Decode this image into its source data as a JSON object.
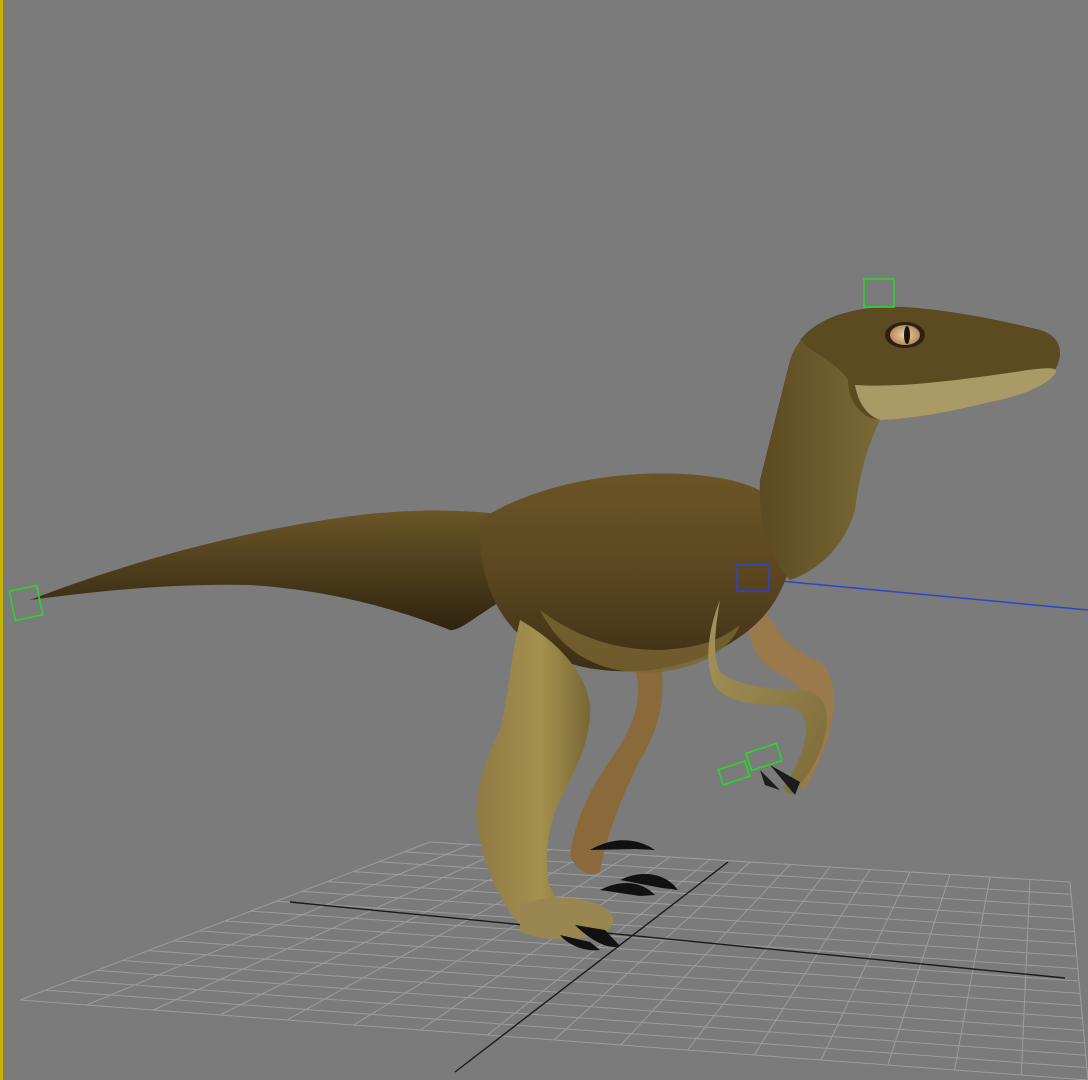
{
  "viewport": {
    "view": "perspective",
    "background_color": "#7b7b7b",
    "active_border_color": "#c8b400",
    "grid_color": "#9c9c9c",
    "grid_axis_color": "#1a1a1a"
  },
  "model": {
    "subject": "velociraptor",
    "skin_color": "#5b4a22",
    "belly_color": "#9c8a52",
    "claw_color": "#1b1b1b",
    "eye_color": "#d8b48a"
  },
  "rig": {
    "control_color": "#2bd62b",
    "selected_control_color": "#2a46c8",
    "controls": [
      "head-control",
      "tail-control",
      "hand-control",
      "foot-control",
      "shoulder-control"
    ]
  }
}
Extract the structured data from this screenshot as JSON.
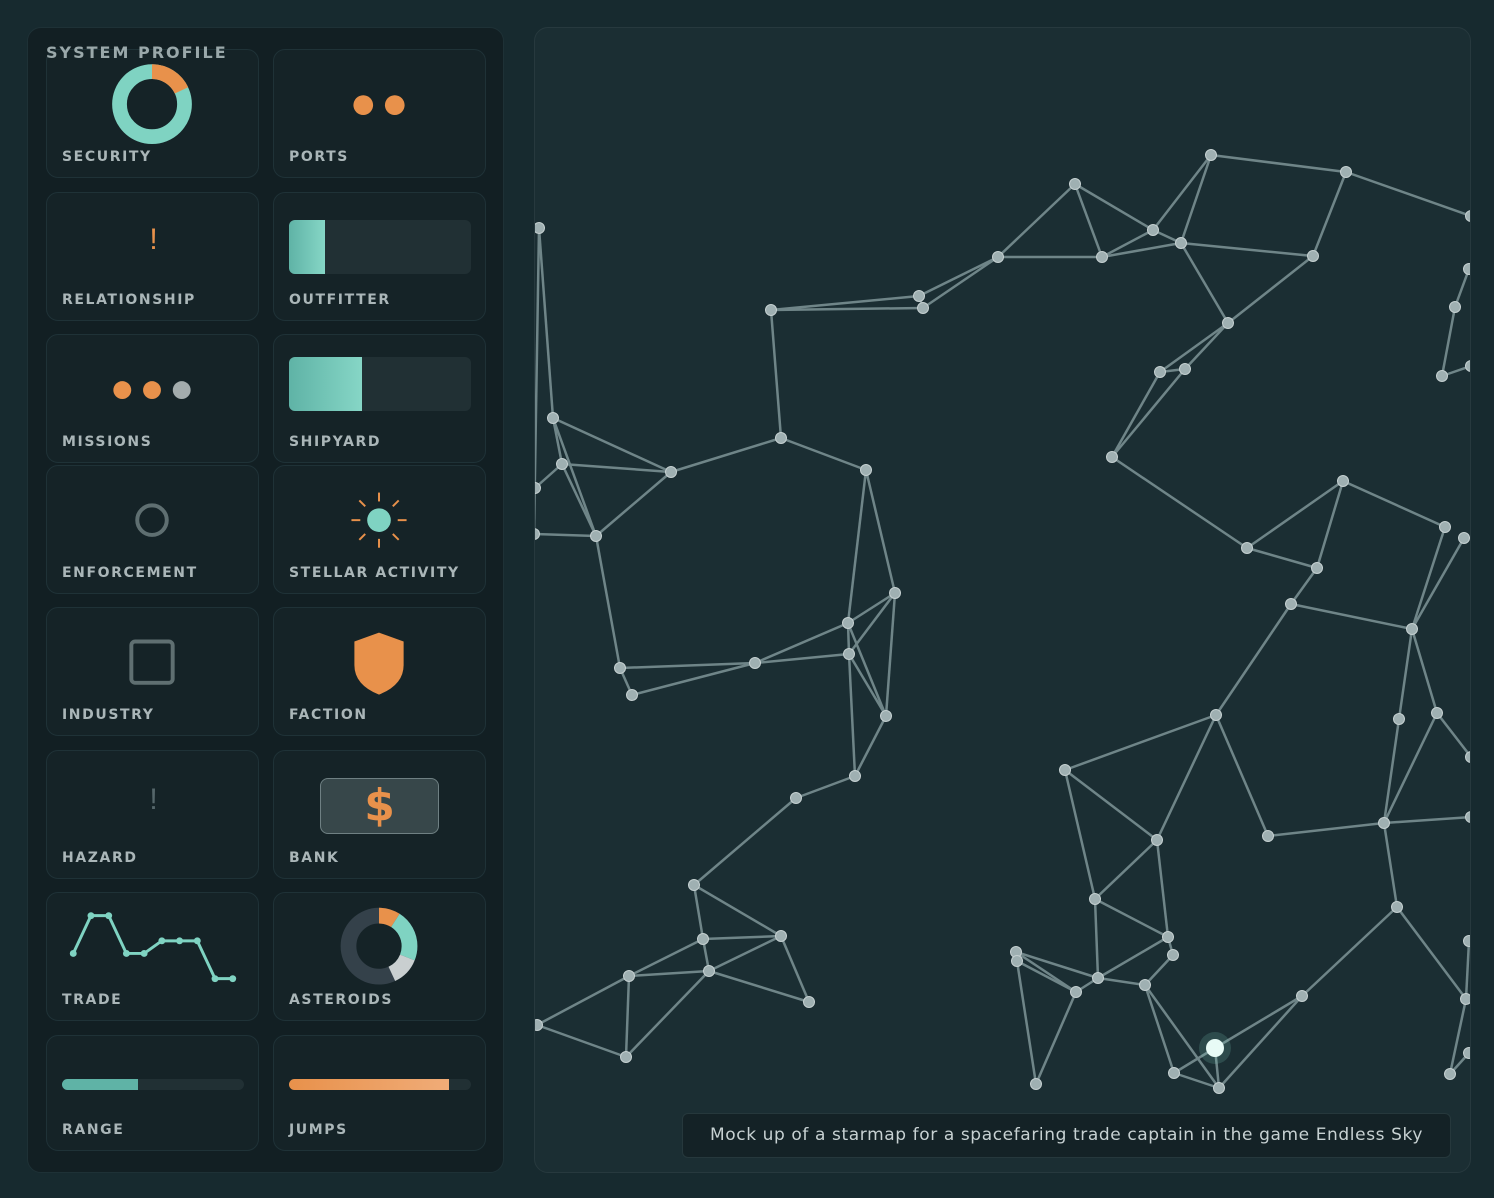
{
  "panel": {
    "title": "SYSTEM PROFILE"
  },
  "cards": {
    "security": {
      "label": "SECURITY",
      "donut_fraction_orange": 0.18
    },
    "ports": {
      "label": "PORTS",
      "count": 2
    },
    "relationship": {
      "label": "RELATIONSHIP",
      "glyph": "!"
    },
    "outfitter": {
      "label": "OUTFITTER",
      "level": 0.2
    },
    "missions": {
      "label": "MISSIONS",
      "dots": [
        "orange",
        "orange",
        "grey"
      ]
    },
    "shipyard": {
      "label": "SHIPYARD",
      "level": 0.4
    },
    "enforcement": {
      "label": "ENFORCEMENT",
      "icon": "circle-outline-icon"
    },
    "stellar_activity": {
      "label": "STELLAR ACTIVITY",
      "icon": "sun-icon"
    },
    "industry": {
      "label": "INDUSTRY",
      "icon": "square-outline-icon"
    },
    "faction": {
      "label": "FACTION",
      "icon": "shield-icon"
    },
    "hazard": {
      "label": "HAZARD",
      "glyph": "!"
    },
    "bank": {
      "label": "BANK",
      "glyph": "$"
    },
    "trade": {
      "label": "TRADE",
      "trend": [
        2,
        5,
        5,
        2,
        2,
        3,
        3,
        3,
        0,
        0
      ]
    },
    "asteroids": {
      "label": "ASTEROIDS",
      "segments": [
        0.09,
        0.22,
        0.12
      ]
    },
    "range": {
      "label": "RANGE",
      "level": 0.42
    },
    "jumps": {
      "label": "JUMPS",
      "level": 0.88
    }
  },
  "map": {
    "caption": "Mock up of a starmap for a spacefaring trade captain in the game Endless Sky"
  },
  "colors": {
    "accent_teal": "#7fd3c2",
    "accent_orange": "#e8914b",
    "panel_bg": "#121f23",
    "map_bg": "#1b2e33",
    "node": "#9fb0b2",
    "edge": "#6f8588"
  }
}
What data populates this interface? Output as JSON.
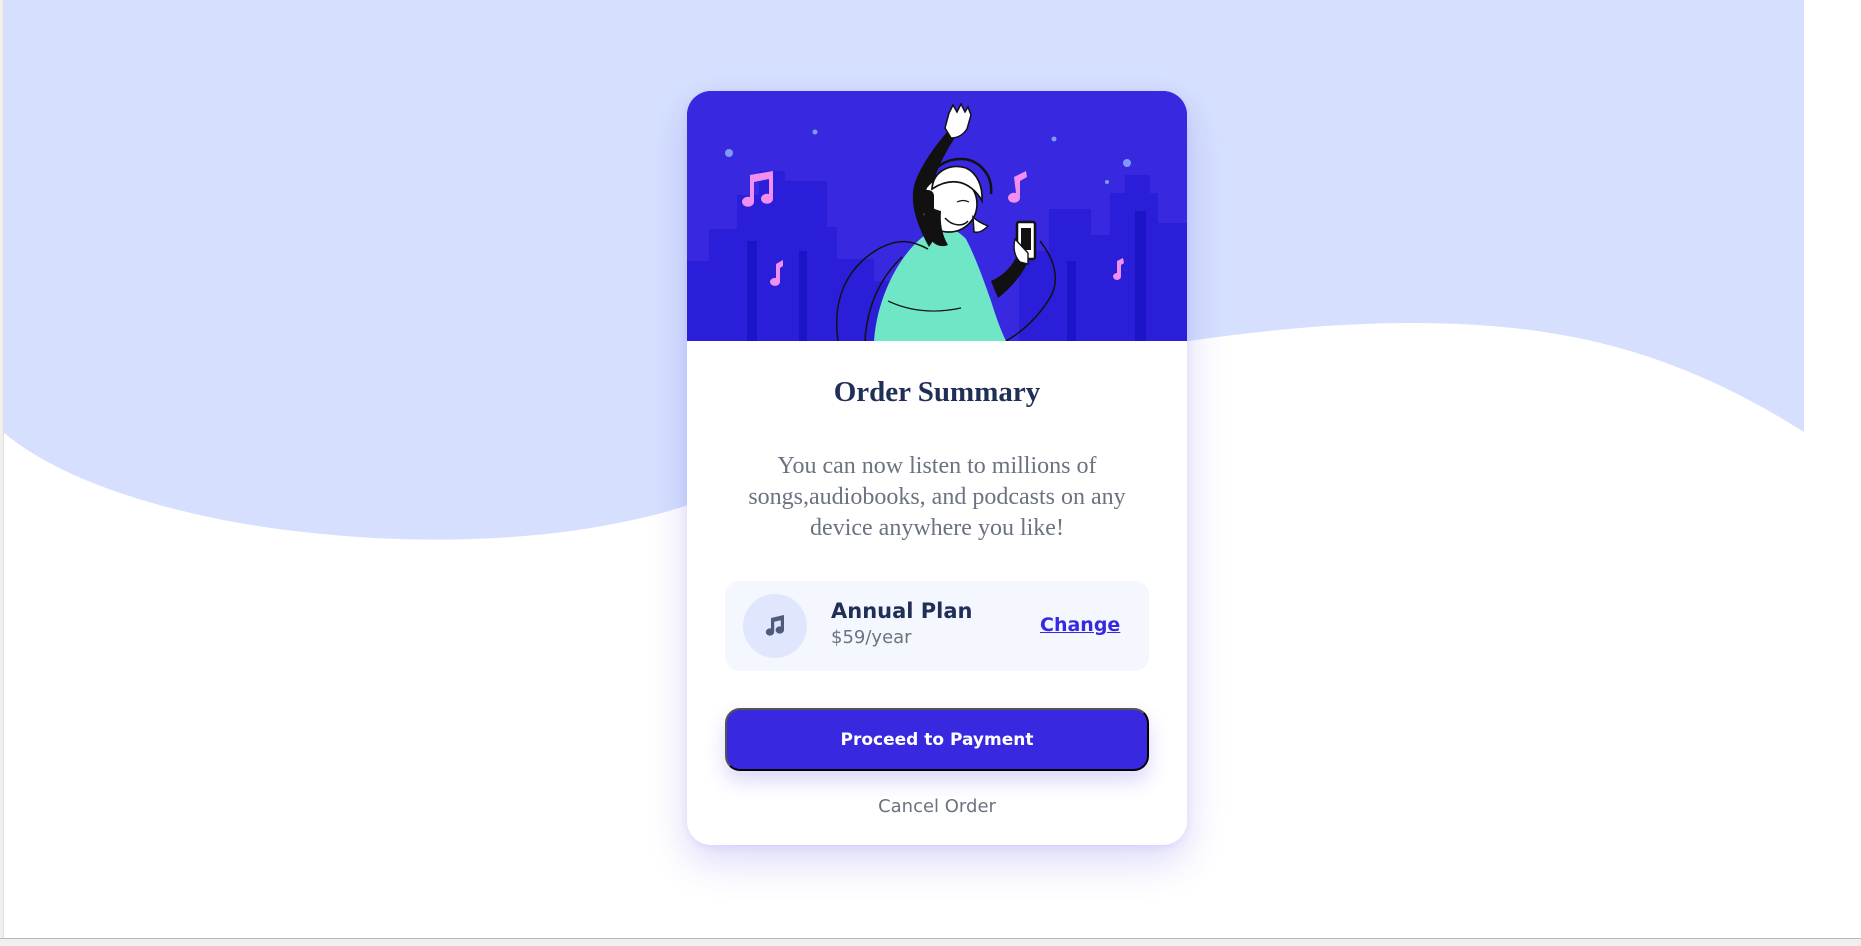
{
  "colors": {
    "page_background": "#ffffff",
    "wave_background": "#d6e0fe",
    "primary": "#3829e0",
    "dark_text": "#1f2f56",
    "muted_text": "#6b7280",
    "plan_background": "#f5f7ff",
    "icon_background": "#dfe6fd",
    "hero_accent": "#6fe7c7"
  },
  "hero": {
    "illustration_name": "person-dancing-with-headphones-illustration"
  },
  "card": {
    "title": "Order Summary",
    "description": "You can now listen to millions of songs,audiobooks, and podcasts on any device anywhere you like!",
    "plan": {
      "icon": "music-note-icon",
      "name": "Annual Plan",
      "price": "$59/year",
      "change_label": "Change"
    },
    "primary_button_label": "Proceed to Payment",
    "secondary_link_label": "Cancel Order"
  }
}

• [Set problem]: Repeat the data exactly in full, omitting its pictures.

• [Final result]:
Decode this image into its source data as a JSON object.
{
  "viewport": {
    "view": "perspective",
    "background_color": "#7b7b7b",
    "active_border_color": "#c8b400",
    "grid_color": "#9c9c9c",
    "grid_axis_color": "#1a1a1a"
  },
  "model": {
    "subject": "velociraptor",
    "skin_color": "#5b4a22",
    "belly_color": "#9c8a52",
    "claw_color": "#1b1b1b",
    "eye_color": "#d8b48a"
  },
  "rig": {
    "control_color": "#2bd62b",
    "selected_control_color": "#2a46c8",
    "controls": [
      "head-control",
      "tail-control",
      "hand-control",
      "foot-control",
      "shoulder-control"
    ]
  }
}
Extract the structured data from this screenshot as JSON.
{
  "panel": {
    "title": "SYSTEM PROFILE"
  },
  "cards": {
    "security": {
      "label": "SECURITY",
      "donut_fraction_orange": 0.18
    },
    "ports": {
      "label": "PORTS",
      "count": 2
    },
    "relationship": {
      "label": "RELATIONSHIP",
      "glyph": "!"
    },
    "outfitter": {
      "label": "OUTFITTER",
      "level": 0.2
    },
    "missions": {
      "label": "MISSIONS",
      "dots": [
        "orange",
        "orange",
        "grey"
      ]
    },
    "shipyard": {
      "label": "SHIPYARD",
      "level": 0.4
    },
    "enforcement": {
      "label": "ENFORCEMENT",
      "icon": "circle-outline-icon"
    },
    "stellar_activity": {
      "label": "STELLAR ACTIVITY",
      "icon": "sun-icon"
    },
    "industry": {
      "label": "INDUSTRY",
      "icon": "square-outline-icon"
    },
    "faction": {
      "label": "FACTION",
      "icon": "shield-icon"
    },
    "hazard": {
      "label": "HAZARD",
      "glyph": "!"
    },
    "bank": {
      "label": "BANK",
      "glyph": "$"
    },
    "trade": {
      "label": "TRADE",
      "trend": [
        2,
        5,
        5,
        2,
        2,
        3,
        3,
        3,
        0,
        0
      ]
    },
    "asteroids": {
      "label": "ASTEROIDS",
      "segments": [
        0.09,
        0.22,
        0.12
      ]
    },
    "range": {
      "label": "RANGE",
      "level": 0.42
    },
    "jumps": {
      "label": "JUMPS",
      "level": 0.88
    }
  },
  "map": {
    "caption": "Mock up of a starmap for a spacefaring trade captain in the game Endless Sky"
  },
  "colors": {
    "accent_teal": "#7fd3c2",
    "accent_orange": "#e8914b",
    "panel_bg": "#121f23",
    "map_bg": "#1b2e33",
    "node": "#9fb0b2",
    "edge": "#6f8588"
  }
}
What data populates this interface? Output as JSON.
{
  "colors": {
    "page_background": "#ffffff",
    "wave_background": "#d6e0fe",
    "primary": "#3829e0",
    "dark_text": "#1f2f56",
    "muted_text": "#6b7280",
    "plan_background": "#f5f7ff",
    "icon_background": "#dfe6fd",
    "hero_accent": "#6fe7c7"
  },
  "hero": {
    "illustration_name": "person-dancing-with-headphones-illustration"
  },
  "card": {
    "title": "Order Summary",
    "description": "You can now listen to millions of songs,audiobooks, and podcasts on any device anywhere you like!",
    "plan": {
      "icon": "music-note-icon",
      "name": "Annual Plan",
      "price": "$59/year",
      "change_label": "Change"
    },
    "primary_button_label": "Proceed to Payment",
    "secondary_link_label": "Cancel Order"
  }
}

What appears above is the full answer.